#### SOAL TANTANGAN:
1) Tulis ulang bagian catatan mulai dari baris pertama catatan sampai baris yang memuat "cast-card[interactable]: Kiara Advani", termasuk kedua baris batas itu, sebagai daftar JSON berisi string dengan satu string untuk setiap baris dan tanpa baris kosong.
2) Lanjutkan teks tentang lafal musytarak mulai dari titik teks itu berhenti.

═══ TEKS PILIHAN ═══

Sebab terjadinya lafal
yang musytarak menurut bahasa itu banyak sekali. Yang paling penting di
antaranya adalah perbedaan suku atau kabilah dalam menggunakan satu lafal untuk
makna yang berbeda-beda. Sebagian suku mengartikan al yad untuk hasta secara
keseluruhan, suku lain mengartikannya dengan lengan bawah sampai telapak
tangan, sedangkan suku lainnya mengartikan dengan telapak tangan saja. Maka
para ahli bahasa menetapkan bahwa al yad dalam bahasa arab adalah lafal yang
musytarak antara tiga makna. Antara lain menetapkan lafal dengan cara memberi
makna hakiki, kemudian digunakan makna selain makna dasarnya, yakni secara
majazi, kemudian populer penggunaan lafal ini dengan makna majazi sampai
terlupakan bahwa makna itu majazi, maka ulama bahasa menetapkan bahwa lafal ini
bermakna ini dan itu.
Seperti lafal as-sayyaarah
(mobil), ad darraajah (sepeda) dan lafal al masarrah (kesenangan). Antara lain
lafal itu dibuat untuk satu makna, kemudian lafal itu dibentuk untuk makna
dalam istilah syara’ atau undang-undang. Seperti lafal as shalaat (sembahyang)
atau lafal ad daf’u (penolakan). Apapun sebab terjadinya kemusytarakan makna
pada beberapa lafal menurut bahasa, maka lafal yang memiliki dua arti atau
lebih tidak sedikit terdapat dalam bahasa, dan itu dalam nash syara’, baik Al
Qur’an maupun hadist Rasul. Hal ini, sebagaimana yang telah di jelaskan di bab
al Musykil, adalah selama masih dapat ditemukan alasan yang mengarah untuk
memenangkan salah satu makna, dan wajib bagi mujtahid untuk menghilangkan
kemusykilan dan menentukan makna yang dikandung lafal-lafal itu jikan terdapat
dalam nash syara’.[5]
C. Dalalah
Musytarak
Para ulama ushul menyatakan, bahwa
pengertian isytirak berbeda dengan pengertian asli. Dengan kata lain, suatu
lafadz yang tarik menarik antara kecenderungan isytirak dengan kecenderungan
infirad (satu pengertian), maka yang dominan dalam zhann ialah pengertian
infirad, dan kecenderungan pengertian isytirak pun menjadi tidak kuat. Dengan
kata lain, dengan hilangnya pengertian isytirak, maka terdapat pengertian yang
lebih kuat. Karena itu, bila terdapat didalam Al-Qur’an suatu lafadz yang
memiliki kecenderungan isytirak dan tidak, maka yang diperkuat adalah ketiadaan
isytirak.[6]
Adapun yang menyebabkan kemusykilanterhadap lafadz
nash adalah karena lafadz itu musytarak, yaitu suatu lafadz nash yang
mengandung beberapa arti sedangkan sighatnya sendiri tidak menunjukkan kepada
makna tertentu.

═══ DATA MASUKAN ═══

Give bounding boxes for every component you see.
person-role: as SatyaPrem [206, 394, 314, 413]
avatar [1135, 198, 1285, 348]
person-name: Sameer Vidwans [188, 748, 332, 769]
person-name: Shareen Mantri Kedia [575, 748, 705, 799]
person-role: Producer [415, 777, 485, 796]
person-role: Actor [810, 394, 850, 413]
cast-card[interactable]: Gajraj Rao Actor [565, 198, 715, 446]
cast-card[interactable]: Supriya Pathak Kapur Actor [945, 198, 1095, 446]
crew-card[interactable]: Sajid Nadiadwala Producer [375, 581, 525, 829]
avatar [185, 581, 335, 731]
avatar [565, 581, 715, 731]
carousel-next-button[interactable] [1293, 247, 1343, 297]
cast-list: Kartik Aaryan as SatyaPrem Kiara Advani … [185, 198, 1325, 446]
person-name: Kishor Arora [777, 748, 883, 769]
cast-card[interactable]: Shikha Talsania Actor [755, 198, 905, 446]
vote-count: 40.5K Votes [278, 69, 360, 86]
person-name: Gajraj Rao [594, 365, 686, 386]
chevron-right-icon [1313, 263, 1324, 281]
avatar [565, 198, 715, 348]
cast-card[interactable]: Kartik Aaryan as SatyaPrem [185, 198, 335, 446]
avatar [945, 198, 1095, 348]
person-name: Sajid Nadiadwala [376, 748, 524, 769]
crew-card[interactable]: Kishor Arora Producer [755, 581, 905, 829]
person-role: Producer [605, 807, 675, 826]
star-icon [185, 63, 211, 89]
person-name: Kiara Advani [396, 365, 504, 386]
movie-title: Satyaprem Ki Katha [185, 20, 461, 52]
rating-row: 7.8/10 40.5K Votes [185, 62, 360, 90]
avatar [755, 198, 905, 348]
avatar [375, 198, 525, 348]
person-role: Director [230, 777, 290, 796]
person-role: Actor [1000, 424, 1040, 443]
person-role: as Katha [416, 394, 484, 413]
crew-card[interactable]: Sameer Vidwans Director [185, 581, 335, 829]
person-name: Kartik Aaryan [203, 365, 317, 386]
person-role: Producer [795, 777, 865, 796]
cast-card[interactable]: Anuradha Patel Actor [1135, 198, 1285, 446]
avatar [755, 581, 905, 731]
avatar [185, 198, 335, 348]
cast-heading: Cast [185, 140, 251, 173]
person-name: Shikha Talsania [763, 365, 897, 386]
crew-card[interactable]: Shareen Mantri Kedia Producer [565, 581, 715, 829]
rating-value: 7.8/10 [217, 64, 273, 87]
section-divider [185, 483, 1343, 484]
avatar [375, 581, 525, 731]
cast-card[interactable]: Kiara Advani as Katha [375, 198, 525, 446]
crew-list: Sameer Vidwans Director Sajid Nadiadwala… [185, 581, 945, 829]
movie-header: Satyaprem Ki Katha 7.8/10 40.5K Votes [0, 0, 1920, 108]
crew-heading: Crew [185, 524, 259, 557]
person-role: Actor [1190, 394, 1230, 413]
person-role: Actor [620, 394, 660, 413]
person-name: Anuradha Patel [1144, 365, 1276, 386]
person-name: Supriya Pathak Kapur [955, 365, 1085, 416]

═══

#### KUNCI JAWABAN:
1)
[
  "Give bounding boxes for every component you see.",
  "person-role: as SatyaPrem [206, 394, 314, 413]",
  "avatar [1135, 198, 1285, 348]",
  "person-name: Sameer Vidwans [188, 748, 332, 769]",
  "person-name: Shareen Mantri Kedia [575, 748, 705, 799]",
  "person-role: Producer [415, 777, 485, 796]",
  "person-role: Actor [810, 394, 850, 413]",
  "cast-card[interactable]: Gajraj Rao Actor [565, 198, 715, 446]",
  "cast-card[interactable]: Supriya Pathak Kapur Actor [945, 198, 1095, 446]",
  "crew-card[interactable]: Sajid Nadiadwala Producer [375, 581, 525, 829]",
  "avatar [185, 581, 335, 731]",
  "avatar [565, 581, 715, 731]",
  "carousel-next-button[interactable] [1293, 247, 1343, 297]",
  "cast-list: Kartik Aaryan as SatyaPrem Kiara Advani … [185, 198, 1325, 446]",
  "person-name: Kishor Arora [777, 748, 883, 769]",
  "cast-card[interactable]: Shikha Talsania Actor [755, 198, 905, 446]",
  "vote-count: 40.5K Votes [278, 69, 360, 86]",
  "person-name: Gajraj Rao [594, 365, 686, 386]",
  "chevron-right-icon [1313, 263, 1324, 281]",
  "avatar [565, 198, 715, 348]",
  "cast-card[interactable]: Kartik Aaryan as SatyaPrem [185, 198, 335, 446]",
  "avatar [945, 198, 1095, 348]",
  "person-name: Sajid Nadiadwala [376, 748, 524, 769]",
  "crew-card[interactable]: Kishor Arora Producer [755, 581, 905, 829]",
  "person-role: Producer [605, 807, 675, 826]",
  "star-icon [185, 63, 211, 89]",
  "person-name: Kiara Advani [396, 365, 504, 386]",
  "movie-title: Satyaprem Ki Katha [185, 20, 461, 52]",
  "rating-row: 7.8/10 40.5K Votes [185, 62, 360, 90]",
  "avatar [755, 198, 905, 348]",
  "avatar [375, 198, 525, 348]",
  "person-role: Director [230, 777, 290, 796]",
  "person-role: Actor [1000, 424, 1040, 443]",
  "person-role: as Katha [416, 394, 484, 413]",
  "crew-card[interactable]: Sameer Vidwans Director [185, 581, 335, 829]",
  "person-name: Kartik Aaryan [203, 365, 317, 386]",
  "person-role: Producer [795, 777, 865, 796]",
  "cast-card[interactable]: Anuradha Patel Actor [1135, 198, 1285, 446]",
  "avatar [755, 581, 905, 731]",
  "avatar [185, 198, 335, 348]",
  "cast-heading: Cast [185, 140, 251, 173]",
  "person-name: Shikha Talsania [763, 365, 897, 386]",
  "crew-card[interactable]: Shareen Mantri Kedia Producer [565, 581, 715, 829]",
  "rating-value: 7.8/10 [217, 64, 273, 87]",
  "section-divider [185, 483, 1343, 484]",
  "avatar [375, 581, 525, 731]",
  "cast-card[interactable]: Kiara Advani as Katha [375, 198, 525, 446]"
]

2)
Banyak perbedaan
penafsiran yang terjadi karena perbedaan mereka dalam memahami kata musytarak
ini.Misalnya :
Dalam surat
Al-Mudatsir : 51 mengenai arti “Qaswarah”
فَرَّتْ مِنْ قَسْوَرَةٍ
Dimaksud disini adalah “ orang
yang melempar” tetapi bisa juga yang dimaksud adalah “singa” juga berarti
“suara-suara orang” juga berarti gelapnya malam.
Seperti halnya yang disebutkan oleh At-Thabarani mengenai surat An-Nahl
: 72
والله جعل لكم من انفسكم ازواجا وجعل لكم من
ازواجكم بنين وحفدة
Kata “Hafadah” memiliki banyak arti diantaranya adalah pembantu dan
penolong, anak-anak bawaan istri dari suaminya dahulu, juga hubungan
kekerabatan karena perkawinan, juga berarti cucu, semua ini termasuk dalam arti
hafadah.
Bahkan musytarak
ini juga terkait antara arti hakiki dan arti majaz, maka sangat diperlukan
pemahaman yang mendalam mengenai arti kata-kata yang ada dalam al-Qur’an ini
sehingga kita mendapatkan pemahaman yang benar.
Sebagai contoh
perbedaan arti hakiki dan majaz ini adalah kata “Bakhil” dalam surat An-Nisa’ :
37
اَلَّذِى يَبْخَلُوْنَ وَيَأمَرُوْنَ النَاسَ
بِاالبُخْلِ وَيَكْتُمُوْنَ مَا آتَاهُمُ اللّهُ مِنْ فَضْلِهِ وَاَعْتَدْنَا
لِلْكاَفِرِيْنَ عَذَابًا مُهِيْنًا
Artinya : “Orang-orang yang
kikir dan menyuruh orang lain berbuat kikir dan menyembunyikan karunia Allah
yang telah diberikan-Nya kepada mereka dan kami telah menyediakan untuk
orang-orang kafir siksa yang menghinakan.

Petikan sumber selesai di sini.